◆ DIRECTIVE
Copy each line below that contains "Area".

◆ INPUT MATERIAL
▼▼▼
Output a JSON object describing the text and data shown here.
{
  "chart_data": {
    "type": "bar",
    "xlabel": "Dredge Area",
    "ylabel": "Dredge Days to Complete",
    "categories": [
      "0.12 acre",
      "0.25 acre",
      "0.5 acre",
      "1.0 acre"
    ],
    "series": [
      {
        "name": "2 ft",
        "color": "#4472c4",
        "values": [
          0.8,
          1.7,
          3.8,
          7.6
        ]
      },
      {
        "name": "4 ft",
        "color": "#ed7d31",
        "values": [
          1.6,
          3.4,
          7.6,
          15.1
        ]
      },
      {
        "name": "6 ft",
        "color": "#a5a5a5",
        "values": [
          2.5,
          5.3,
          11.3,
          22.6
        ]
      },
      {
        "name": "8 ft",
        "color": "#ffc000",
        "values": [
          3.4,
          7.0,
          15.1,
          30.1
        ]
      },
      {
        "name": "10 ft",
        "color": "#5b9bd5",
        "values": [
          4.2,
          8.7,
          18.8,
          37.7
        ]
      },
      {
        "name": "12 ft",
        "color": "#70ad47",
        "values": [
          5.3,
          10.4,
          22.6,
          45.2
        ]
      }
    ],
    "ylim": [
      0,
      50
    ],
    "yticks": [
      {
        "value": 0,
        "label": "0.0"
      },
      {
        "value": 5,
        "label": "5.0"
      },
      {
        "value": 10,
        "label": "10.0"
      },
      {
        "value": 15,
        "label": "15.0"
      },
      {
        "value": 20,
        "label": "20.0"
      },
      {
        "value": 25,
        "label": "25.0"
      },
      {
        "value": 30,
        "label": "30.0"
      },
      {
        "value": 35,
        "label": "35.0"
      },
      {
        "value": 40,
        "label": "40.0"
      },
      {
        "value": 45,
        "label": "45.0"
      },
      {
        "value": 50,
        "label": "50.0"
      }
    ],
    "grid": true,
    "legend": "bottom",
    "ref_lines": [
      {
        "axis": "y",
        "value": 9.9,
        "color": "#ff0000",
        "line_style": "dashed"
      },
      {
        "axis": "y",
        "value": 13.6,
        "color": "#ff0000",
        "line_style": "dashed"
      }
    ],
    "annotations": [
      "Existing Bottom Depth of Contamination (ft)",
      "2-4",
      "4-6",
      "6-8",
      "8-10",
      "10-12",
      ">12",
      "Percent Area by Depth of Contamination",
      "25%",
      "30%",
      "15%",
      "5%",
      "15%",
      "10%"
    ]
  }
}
▲▲▲
◆ OUTPUT OF THE EXERCISE
    "xlabel": "Dredge Area",
      "Percent Area by Depth of Contamination",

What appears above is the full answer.